■ What to do
Write out all the material exactly. Leave nothing out.

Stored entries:
==============================

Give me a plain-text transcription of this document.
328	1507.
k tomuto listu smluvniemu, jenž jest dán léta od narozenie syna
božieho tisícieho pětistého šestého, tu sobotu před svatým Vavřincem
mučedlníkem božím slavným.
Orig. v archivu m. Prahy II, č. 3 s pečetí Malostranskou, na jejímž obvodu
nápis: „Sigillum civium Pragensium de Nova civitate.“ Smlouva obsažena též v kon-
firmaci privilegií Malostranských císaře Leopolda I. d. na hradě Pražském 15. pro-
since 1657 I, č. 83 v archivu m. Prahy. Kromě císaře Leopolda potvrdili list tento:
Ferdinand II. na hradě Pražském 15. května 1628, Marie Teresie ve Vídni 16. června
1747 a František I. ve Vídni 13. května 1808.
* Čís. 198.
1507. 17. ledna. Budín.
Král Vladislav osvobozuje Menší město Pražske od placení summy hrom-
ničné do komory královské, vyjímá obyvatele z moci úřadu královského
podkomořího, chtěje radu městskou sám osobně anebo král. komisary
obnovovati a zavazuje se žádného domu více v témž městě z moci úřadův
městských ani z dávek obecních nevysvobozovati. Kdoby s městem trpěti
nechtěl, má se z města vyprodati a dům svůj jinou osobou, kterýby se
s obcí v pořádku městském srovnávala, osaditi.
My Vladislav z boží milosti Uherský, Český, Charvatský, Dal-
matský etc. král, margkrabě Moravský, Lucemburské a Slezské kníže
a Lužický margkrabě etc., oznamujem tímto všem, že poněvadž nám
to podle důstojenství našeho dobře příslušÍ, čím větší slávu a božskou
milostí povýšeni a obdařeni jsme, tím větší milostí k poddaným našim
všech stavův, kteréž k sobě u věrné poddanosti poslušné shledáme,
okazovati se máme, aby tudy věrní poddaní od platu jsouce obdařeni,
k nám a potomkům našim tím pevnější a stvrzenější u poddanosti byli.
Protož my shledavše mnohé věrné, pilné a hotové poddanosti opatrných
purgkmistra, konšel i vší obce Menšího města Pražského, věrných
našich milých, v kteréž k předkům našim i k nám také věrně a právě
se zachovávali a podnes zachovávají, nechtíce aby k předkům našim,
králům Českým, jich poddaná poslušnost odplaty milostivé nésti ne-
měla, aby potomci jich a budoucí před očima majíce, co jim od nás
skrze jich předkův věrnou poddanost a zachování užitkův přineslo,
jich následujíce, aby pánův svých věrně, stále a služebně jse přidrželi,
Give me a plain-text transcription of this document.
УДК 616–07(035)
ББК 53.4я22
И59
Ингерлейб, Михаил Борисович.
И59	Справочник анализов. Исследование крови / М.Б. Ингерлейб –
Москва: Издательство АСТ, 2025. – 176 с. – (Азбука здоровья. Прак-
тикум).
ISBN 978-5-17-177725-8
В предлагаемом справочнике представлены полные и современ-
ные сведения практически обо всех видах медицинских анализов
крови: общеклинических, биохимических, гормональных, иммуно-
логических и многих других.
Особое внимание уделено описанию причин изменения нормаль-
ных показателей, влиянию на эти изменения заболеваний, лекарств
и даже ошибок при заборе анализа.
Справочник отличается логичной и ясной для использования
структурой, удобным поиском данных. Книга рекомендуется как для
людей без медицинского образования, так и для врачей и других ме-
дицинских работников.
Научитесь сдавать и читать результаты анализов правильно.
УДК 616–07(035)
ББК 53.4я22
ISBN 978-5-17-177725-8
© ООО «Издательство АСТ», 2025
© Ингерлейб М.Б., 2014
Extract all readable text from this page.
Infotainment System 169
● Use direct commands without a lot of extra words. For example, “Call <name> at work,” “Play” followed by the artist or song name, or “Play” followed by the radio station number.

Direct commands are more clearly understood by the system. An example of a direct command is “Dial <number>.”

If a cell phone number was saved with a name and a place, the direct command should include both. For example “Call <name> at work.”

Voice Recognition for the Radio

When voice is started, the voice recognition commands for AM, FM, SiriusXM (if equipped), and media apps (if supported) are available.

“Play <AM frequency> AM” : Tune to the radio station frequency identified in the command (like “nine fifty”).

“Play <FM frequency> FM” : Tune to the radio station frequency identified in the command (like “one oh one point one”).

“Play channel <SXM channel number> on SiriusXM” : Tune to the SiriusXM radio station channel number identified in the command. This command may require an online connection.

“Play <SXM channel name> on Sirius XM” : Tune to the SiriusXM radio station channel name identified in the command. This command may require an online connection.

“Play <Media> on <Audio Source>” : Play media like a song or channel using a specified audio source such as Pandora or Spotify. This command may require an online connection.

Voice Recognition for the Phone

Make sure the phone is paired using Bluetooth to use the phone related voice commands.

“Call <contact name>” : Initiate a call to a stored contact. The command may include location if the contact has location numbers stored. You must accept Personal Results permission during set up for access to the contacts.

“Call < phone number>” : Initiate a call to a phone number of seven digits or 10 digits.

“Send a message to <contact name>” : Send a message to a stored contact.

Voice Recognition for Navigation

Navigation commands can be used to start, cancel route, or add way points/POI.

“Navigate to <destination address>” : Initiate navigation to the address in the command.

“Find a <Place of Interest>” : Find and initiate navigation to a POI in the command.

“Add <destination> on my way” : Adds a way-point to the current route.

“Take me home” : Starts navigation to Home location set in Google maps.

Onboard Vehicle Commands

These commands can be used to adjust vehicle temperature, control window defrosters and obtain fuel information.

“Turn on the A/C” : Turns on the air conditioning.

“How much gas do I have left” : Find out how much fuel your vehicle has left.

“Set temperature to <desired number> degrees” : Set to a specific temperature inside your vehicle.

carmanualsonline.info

==============================

■ Task solution
Give me a plain-text transcription of this document.
328	1507.
k tomuto listu smluvniemu, jenž jest dán léta od narozenie syna
božieho tisícieho pětistého šestého, tu sobotu před svatým Vavřincem
mučedlníkem božím slavným.
Orig. v archivu m. Prahy II, č. 3 s pečetí Malostranskou, na jejímž obvodu
nápis: „Sigillum civium Pragensium de Nova civitate.“ Smlouva obsažena též v kon-
firmaci privilegií Malostranských císaře Leopolda I. d. na hradě Pražském 15. pro-
since 1657 I, č. 83 v archivu m. Prahy. Kromě císaře Leopolda potvrdili list tento:
Ferdinand II. na hradě Pražském 15. května 1628, Marie Teresie ve Vídni 16. června
1747 a František I. ve Vídni 13. května 1808.
* Čís. 198.
1507. 17. ledna. Budín.
Král Vladislav osvobozuje Menší město Pražske od placení summy hrom-
ničné do komory královské, vyjímá obyvatele z moci úřadu královského
podkomořího, chtěje radu městskou sám osobně anebo král. komisary
obnovovati a zavazuje se žádného domu více v témž městě z moci úřadův
městských ani z dávek obecních nevysvobozovati. Kdoby s městem trpěti
nechtěl, má se z města vyprodati a dům svůj jinou osobou, kterýby se
s obcí v pořádku městském srovnávala, osaditi.
My Vladislav z boží milosti Uherský, Český, Charvatský, Dal-
matský etc. král, margkrabě Moravský, Lucemburské a Slezské kníže
a Lužický margkrabě etc., oznamujem tímto všem, že poněvadž nám
to podle důstojenství našeho dobře příslušÍ, čím větší slávu a božskou
milostí povýšeni a obdařeni jsme, tím větší milostí k poddaným našim
všech stavův, kteréž k sobě u věrné poddanosti poslušné shledáme,
okazovati se máme, aby tudy věrní poddaní od platu jsouce obdařeni,
k nám a potomkům našim tím pevnější a stvrzenější u poddanosti byli.
Protož my shledavše mnohé věrné, pilné a hotové poddanosti opatrných
purgkmistra, konšel i vší obce Menšího města Pražského, věrných
našich milých, v kteréž k předkům našim i k nám také věrně a právě
se zachovávali a podnes zachovávají, nechtíce aby k předkům našim,
králům Českým, jich poddaná poslušnost odplaty milostivé nésti ne-
měla, aby potomci jich a budoucí před očima majíce, co jim od nás
skrze jich předkův věrnou poddanost a zachování užitkův přineslo,
jich následujíce, aby pánův svých věrně, stále a služebně jse přidrželi,
Give me a plain-text transcription of this document.
УДК 616–07(035)
ББК 53.4я22
И59
Ингерлейб, Михаил Борисович.
И59	Справочник анализов. Исследование крови / М.Б. Ингерлейб –
Москва: Издательство АСТ, 2025. – 176 с. – (Азбука здоровья. Прак-
тикум).
ISBN 978-5-17-177725-8
В предлагаемом справочнике представлены полные и современ-
ные сведения практически обо всех видах медицинских анализов
крови: общеклинических, биохимических, гормональных, иммуно-
логических и многих других.
Особое внимание уделено описанию причин изменения нормаль-
ных показателей, влиянию на эти изменения заболеваний, лекарств
и даже ошибок при заборе анализа.
Справочник отличается логичной и ясной для использования
структурой, удобным поиском данных. Книга рекомендуется как для
людей без медицинского образования, так и для врачей и других ме-
дицинских работников.
Научитесь сдавать и читать результаты анализов правильно.
УДК 616–07(035)
ББК 53.4я22
ISBN 978-5-17-177725-8
© ООО «Издательство АСТ», 2025
© Ингерлейб М.Б., 2014
Extract all readable text from this page.
Infotainment System 169
● Use direct commands without a lot of extra words. For example, “Call <name> at work,” “Play” followed by the artist or song name, or “Play” followed by the radio station number.

Direct commands are more clearly understood by the system. An example of a direct command is “Dial <number>.”

If a cell phone number was saved with a name and a place, the direct command should include both. For example “Call <name> at work.”

Voice Recognition for the Radio

When voice is started, the voice recognition commands for AM, FM, SiriusXM (if equipped), and media apps (if supported) are available.

“Play <AM frequency> AM” : Tune to the radio station frequency identified in the command (like “nine fifty”).

“Play <FM frequency> FM” : Tune to the radio station frequency identified in the command (like “one oh one point one”).

“Play channel <SXM channel number> on SiriusXM” : Tune to the SiriusXM radio station channel number identified in the command. This command may require an online connection.

“Play <SXM channel name> on Sirius XM” : Tune to the SiriusXM radio station channel name identified in the command. This command may require an online connection.

“Play <Media> on <Audio Source>” : Play media like a song or channel using a specified audio source such as Pandora or Spotify. This command may require an online connection.

Voice Recognition for the Phone

Make sure the phone is paired using Bluetooth to use the phone related voice commands.

“Call <contact name>” : Initiate a call to a stored contact. The command may include location if the contact has location numbers stored. You must accept Personal Results permission during set up for access to the contacts.

“Call < phone number>” : Initiate a call to a phone number of seven digits or 10 digits.

“Send a message to <contact name>” : Send a message to a stored contact.

Voice Recognition for Navigation

Navigation commands can be used to start, cancel route, or add way points/POI.

“Navigate to <destination address>” : Initiate navigation to the address in the command.

“Find a <Place of Interest>” : Find and initiate navigation to a POI in the command.

“Add <destination> on my way” : Adds a way-point to the current route.

“Take me home” : Starts navigation to Home location set in Google maps.

Onboard Vehicle Commands

These commands can be used to adjust vehicle temperature, control window defrosters and obtain fuel information.

“Turn on the A/C” : Turns on the air conditioning.

“How much gas do I have left” : Find out how much fuel your vehicle has left.

“Set temperature to <desired number> degrees” : Set to a specific temperature inside your vehicle.

carmanualsonline.info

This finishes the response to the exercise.